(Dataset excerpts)
>> begin

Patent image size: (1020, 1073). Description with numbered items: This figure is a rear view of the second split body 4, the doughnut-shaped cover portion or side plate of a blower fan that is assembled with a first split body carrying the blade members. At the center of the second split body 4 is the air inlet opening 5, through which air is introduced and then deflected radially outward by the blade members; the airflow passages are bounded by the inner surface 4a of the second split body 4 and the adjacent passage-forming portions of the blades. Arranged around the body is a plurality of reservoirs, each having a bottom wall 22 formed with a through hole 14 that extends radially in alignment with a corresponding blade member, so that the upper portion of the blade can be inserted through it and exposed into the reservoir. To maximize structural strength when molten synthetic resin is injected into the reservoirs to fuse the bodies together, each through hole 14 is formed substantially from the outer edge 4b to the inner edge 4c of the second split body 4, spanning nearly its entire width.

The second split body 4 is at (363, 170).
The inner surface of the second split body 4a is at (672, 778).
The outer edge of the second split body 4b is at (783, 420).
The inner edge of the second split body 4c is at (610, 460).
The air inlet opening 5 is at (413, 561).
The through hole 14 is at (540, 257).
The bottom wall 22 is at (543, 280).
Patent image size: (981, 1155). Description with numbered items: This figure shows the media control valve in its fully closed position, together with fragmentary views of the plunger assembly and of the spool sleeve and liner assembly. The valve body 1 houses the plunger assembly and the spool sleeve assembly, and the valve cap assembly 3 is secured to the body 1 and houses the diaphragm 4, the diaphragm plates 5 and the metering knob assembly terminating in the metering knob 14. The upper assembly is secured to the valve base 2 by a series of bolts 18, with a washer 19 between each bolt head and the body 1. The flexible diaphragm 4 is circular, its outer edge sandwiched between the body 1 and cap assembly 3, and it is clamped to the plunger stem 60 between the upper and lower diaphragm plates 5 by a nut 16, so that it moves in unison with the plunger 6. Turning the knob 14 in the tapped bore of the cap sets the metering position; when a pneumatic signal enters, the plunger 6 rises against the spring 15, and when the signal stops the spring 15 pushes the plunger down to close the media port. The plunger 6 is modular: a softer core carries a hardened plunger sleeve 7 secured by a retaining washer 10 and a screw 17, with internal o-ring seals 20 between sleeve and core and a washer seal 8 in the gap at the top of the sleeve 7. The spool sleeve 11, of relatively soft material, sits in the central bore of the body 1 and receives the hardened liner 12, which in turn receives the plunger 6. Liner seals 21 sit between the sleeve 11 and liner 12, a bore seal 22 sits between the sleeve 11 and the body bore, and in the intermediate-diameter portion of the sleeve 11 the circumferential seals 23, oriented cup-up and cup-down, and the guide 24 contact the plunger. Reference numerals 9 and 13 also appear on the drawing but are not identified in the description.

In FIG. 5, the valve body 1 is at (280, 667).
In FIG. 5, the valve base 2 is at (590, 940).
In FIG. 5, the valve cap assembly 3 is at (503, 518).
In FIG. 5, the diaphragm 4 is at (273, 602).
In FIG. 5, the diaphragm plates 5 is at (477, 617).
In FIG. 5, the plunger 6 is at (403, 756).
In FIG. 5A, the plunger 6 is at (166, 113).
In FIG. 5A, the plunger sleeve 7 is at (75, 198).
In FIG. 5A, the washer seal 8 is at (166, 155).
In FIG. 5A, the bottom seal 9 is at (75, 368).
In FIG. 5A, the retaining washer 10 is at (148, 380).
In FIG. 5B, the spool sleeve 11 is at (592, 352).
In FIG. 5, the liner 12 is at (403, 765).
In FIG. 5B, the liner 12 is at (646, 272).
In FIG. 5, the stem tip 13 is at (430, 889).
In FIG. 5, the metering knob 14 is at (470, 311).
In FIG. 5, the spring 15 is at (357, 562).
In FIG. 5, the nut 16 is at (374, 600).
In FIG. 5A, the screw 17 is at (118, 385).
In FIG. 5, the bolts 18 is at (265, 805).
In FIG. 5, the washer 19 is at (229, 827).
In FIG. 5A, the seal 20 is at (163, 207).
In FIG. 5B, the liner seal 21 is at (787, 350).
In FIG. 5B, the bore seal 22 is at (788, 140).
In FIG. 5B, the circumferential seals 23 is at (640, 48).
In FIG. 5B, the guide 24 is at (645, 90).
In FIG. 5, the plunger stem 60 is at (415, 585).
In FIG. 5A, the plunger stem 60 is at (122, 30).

>> end

REQUIRED TASK — Return each line from the items above that contains the string "second".

RESULT BELOW —
Patent image size: (1020, 1073). Description with numbered items: This figure is a rear view of the second split body 4, the doughnut-shaped cover portion or side plate of a blower fan that is assembled with a first split body carrying the blade members. At the center of the second split body 4 is the air inlet opening 5, through which air is introduced and then deflected radially outward by the blade members; the airflow passages are bounded by the inner surface 4a of the second split body 4 and the adjacent passage-forming portions of the blades. Arranged around the body is a plurality of reservoirs, each having a bottom wall 22 formed with a through hole 14 that extends radially in alignment with a corresponding blade member, so that the upper portion of the blade can be inserted through it and exposed into the reservoir. To maximize structural strength when molten synthetic resin is injected into the reservoirs to fuse the bodies together, each through hole 14 is formed substantially from the outer edge 4b to the inner edge 4c of the second split body 4, spanning nearly its entire width.
The second split body 4 is at (363, 170).
The inner surface of the second split body 4a is at (672, 778).
The outer edge of the second split body 4b is at (783, 420).
The inner edge of the second split body 4c is at (610, 460).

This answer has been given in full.